### What you are asked to do
Please show every line in the entries below that includes the word "liegt".
══════════════════════════════
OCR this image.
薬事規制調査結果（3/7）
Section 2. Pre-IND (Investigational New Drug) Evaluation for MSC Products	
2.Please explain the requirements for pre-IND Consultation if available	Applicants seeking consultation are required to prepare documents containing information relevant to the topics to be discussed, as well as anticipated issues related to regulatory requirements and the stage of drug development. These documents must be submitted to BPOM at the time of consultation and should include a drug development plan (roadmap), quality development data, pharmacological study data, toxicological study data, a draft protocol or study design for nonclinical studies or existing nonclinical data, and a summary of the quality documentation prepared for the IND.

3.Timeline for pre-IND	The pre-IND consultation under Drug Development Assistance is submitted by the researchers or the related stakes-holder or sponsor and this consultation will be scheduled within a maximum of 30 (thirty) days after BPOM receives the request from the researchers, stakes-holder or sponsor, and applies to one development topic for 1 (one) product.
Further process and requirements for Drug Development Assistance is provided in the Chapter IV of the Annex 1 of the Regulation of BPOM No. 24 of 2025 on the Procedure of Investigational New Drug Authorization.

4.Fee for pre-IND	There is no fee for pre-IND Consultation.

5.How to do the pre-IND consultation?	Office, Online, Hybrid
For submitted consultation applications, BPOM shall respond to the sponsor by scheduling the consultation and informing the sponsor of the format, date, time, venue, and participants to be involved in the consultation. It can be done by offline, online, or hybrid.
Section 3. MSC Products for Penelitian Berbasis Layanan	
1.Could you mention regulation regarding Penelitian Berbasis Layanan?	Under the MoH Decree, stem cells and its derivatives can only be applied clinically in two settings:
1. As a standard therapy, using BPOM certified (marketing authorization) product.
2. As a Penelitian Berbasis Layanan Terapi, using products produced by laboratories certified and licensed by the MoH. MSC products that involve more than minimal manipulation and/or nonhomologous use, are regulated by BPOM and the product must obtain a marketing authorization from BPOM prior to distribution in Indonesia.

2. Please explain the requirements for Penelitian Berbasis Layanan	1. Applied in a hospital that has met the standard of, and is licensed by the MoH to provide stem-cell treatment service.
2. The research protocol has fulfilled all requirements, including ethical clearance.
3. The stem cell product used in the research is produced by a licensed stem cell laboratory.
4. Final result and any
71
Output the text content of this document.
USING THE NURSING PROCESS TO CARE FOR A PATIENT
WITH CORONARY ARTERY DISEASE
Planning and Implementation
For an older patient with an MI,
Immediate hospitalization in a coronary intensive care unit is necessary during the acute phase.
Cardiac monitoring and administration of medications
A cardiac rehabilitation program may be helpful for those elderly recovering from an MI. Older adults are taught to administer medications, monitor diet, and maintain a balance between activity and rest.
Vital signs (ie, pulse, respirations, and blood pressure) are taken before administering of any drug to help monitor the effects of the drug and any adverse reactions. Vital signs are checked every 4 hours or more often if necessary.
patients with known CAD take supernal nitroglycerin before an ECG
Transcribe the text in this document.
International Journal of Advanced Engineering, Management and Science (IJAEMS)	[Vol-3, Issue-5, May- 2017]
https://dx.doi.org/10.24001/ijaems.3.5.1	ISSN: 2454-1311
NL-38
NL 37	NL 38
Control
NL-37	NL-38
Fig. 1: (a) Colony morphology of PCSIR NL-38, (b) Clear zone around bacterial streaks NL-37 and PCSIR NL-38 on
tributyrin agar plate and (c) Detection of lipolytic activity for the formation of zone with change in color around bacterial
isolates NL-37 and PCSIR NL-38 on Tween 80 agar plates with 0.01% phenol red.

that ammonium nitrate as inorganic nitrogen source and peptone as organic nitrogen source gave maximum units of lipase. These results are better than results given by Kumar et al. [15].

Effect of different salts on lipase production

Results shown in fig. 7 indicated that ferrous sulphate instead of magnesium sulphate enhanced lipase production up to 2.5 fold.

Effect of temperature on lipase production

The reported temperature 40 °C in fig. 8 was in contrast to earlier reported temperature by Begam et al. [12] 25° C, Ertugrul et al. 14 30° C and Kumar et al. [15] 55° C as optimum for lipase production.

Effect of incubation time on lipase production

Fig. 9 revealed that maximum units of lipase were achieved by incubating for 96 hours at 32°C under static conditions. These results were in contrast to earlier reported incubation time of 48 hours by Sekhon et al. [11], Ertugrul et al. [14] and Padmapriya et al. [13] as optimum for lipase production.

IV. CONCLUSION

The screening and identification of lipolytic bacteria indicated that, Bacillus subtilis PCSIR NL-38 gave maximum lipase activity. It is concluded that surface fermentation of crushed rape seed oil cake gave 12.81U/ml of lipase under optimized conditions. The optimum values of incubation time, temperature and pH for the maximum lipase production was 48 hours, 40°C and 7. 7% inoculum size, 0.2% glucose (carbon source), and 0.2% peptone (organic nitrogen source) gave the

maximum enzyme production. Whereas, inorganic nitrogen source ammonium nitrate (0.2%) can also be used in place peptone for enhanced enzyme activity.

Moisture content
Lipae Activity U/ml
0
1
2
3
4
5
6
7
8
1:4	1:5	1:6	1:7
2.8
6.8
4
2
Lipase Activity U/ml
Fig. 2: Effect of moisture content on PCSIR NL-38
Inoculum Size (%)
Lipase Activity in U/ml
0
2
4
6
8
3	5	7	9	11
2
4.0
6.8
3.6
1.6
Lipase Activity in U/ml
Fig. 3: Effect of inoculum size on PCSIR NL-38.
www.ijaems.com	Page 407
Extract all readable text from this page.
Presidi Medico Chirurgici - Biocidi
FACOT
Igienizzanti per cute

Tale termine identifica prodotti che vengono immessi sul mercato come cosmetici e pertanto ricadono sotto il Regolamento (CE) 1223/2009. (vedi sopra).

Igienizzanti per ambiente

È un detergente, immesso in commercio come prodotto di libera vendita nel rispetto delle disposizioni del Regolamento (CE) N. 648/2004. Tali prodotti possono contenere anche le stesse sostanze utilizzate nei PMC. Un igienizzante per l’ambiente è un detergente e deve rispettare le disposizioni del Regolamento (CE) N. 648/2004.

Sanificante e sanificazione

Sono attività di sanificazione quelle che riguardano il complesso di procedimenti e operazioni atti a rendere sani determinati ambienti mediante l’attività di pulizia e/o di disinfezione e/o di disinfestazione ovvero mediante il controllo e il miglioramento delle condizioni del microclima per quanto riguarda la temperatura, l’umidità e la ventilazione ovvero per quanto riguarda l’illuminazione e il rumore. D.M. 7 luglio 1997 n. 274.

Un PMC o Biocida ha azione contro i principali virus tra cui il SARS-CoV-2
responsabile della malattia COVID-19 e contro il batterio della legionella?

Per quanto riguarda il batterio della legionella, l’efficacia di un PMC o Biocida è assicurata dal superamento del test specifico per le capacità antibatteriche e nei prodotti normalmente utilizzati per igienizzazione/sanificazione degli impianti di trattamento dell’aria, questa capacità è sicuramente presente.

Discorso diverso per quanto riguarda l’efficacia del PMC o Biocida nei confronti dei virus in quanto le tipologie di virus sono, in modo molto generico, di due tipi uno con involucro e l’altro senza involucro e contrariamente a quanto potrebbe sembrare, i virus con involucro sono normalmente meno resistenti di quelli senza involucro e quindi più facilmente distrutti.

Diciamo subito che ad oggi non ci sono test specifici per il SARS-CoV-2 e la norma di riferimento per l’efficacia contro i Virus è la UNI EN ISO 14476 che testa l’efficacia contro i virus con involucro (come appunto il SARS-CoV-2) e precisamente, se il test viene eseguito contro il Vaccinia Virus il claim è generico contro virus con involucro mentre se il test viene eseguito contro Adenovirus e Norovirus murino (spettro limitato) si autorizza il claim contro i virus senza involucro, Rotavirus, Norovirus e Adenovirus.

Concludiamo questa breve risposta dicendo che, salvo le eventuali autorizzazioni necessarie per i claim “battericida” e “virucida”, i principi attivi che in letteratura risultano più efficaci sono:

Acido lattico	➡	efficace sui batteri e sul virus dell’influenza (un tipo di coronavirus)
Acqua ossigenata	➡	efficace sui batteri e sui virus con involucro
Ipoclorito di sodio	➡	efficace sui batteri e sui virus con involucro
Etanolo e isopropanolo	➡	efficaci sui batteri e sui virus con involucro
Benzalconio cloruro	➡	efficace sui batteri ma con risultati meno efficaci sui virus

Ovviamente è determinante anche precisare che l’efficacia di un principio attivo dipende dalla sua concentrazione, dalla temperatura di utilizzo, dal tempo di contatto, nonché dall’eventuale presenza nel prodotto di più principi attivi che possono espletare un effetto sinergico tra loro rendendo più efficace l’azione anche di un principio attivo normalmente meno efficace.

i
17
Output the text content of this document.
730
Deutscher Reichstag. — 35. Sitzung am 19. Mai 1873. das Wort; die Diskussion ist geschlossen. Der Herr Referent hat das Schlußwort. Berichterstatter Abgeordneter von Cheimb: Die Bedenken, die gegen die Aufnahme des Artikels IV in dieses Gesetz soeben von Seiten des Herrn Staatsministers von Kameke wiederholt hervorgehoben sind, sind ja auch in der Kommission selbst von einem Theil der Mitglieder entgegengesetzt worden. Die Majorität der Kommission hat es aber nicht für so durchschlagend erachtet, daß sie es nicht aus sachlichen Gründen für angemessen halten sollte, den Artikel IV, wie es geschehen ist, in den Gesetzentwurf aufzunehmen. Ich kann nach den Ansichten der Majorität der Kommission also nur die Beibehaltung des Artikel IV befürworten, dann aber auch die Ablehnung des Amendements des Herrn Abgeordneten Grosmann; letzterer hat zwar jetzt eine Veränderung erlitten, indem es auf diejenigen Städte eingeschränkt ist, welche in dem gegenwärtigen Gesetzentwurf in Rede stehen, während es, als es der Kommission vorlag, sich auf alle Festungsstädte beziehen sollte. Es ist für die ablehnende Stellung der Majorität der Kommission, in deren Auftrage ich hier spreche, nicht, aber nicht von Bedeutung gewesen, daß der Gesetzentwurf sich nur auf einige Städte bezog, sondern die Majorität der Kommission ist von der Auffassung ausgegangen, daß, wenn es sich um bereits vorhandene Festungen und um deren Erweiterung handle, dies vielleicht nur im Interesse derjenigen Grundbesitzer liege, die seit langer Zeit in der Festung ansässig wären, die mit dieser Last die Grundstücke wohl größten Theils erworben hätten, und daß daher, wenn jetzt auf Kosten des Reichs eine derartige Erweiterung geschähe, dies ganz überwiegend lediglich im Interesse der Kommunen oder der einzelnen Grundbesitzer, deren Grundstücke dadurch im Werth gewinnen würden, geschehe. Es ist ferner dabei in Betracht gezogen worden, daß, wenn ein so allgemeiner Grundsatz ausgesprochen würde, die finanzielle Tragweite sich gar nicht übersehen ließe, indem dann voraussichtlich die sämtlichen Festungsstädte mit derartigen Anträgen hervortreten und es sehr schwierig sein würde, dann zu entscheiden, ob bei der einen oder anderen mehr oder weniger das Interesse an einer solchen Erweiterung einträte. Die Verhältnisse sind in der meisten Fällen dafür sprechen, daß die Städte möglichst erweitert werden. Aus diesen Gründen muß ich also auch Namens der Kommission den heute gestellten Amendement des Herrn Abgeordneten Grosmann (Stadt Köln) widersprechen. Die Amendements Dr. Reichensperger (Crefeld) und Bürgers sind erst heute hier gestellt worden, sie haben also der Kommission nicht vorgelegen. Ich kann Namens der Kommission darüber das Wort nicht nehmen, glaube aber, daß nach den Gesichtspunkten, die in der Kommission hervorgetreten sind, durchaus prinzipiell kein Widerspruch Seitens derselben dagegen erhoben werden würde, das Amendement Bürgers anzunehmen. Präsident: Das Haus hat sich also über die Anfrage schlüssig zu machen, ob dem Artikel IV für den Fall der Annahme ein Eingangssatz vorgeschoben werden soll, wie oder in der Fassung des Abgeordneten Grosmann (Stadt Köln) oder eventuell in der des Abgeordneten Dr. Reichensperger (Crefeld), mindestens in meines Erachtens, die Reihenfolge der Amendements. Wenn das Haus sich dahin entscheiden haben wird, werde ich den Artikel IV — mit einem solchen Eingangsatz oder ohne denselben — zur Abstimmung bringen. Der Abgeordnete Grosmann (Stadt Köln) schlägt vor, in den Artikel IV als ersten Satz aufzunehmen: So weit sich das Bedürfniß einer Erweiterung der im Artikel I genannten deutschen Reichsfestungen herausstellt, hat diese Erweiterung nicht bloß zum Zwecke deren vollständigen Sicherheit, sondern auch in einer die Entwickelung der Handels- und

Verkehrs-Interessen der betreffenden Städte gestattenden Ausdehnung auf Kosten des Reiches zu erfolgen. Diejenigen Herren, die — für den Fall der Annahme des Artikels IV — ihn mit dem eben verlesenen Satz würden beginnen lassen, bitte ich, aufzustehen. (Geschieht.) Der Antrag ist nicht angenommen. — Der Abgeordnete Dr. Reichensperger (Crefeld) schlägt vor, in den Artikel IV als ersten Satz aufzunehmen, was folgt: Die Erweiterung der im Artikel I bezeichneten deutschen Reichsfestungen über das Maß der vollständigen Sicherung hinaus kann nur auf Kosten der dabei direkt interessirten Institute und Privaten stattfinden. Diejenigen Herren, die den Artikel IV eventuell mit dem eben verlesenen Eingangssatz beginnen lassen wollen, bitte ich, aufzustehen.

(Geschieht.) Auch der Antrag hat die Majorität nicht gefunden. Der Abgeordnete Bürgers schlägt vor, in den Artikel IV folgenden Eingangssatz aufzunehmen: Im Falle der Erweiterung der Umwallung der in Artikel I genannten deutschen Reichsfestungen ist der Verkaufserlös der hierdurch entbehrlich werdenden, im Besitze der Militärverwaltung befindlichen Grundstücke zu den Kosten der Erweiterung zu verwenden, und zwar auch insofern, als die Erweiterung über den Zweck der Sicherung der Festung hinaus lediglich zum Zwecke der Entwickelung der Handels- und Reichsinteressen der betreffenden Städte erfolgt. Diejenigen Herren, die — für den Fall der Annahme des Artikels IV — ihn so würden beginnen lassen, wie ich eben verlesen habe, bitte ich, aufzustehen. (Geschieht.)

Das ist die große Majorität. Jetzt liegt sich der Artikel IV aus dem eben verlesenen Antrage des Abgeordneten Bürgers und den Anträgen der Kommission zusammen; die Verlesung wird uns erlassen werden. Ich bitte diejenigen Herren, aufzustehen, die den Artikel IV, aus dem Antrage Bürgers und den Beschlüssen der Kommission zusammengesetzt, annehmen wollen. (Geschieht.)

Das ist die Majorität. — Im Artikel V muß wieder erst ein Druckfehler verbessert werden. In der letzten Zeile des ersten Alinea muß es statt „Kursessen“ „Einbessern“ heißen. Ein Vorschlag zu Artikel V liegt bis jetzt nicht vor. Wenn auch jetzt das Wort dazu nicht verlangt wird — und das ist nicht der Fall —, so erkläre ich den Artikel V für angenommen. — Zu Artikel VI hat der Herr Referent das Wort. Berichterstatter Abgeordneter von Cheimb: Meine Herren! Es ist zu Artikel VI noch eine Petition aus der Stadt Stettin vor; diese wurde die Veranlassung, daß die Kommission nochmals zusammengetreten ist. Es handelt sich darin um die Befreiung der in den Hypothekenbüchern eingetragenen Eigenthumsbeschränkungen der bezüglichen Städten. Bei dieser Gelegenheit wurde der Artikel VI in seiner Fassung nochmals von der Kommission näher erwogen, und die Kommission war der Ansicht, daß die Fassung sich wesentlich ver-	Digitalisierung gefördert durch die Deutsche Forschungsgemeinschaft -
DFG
══════════════════════════════
### Output of the task
Das ist die große Majorität. Jetzt liegt sich der Artikel IV aus dem eben verlesenen Antrage des Abgeordneten Bürgers und den Anträgen der Kommission zusammen; die Verlesung wird uns erlassen werden. Ich bitte diejenigen Herren, aufzustehen, die den Artikel IV, aus dem Antrage Bürgers und den Beschlüssen der Kommission zusammengesetzt, annehmen wollen. (Geschieht.)
Das ist die Majorität. — Im Artikel V muß wieder erst ein Druckfehler verbessert werden. In der letzten Zeile des ersten Alinea muß es statt „Kursessen“ „Einbessern“ heißen. Ein Vorschlag zu Artikel V liegt bis jetzt nicht vor. Wenn auch jetzt das Wort dazu nicht verlangt wird — und das ist nicht der Fall —, so erkläre ich den Artikel V für angenommen. — Zu Artikel VI hat der Herr Referent das Wort. Berichterstatter Abgeordneter von Cheimb: Meine Herren! Es ist zu Artikel VI noch eine Petition aus der Stadt Stettin vor; diese wurde die Veranlassung, daß die Kommission nochmals zusammengetreten ist. Es handelt sich darin um die Befreiung der in den Hypothekenbüchern eingetragenen Eigenthumsbeschränkungen der bezüglichen Städten. Bei dieser Gelegenheit wurde der Artikel VI in seiner Fassung nochmals von der Kommission näher erwogen, und die Kommission war der Ansicht, daß die Fassung sich wesentlich ver-	Digitalisierung gefördert durch die Deutsche Forschungsgemeinschaft -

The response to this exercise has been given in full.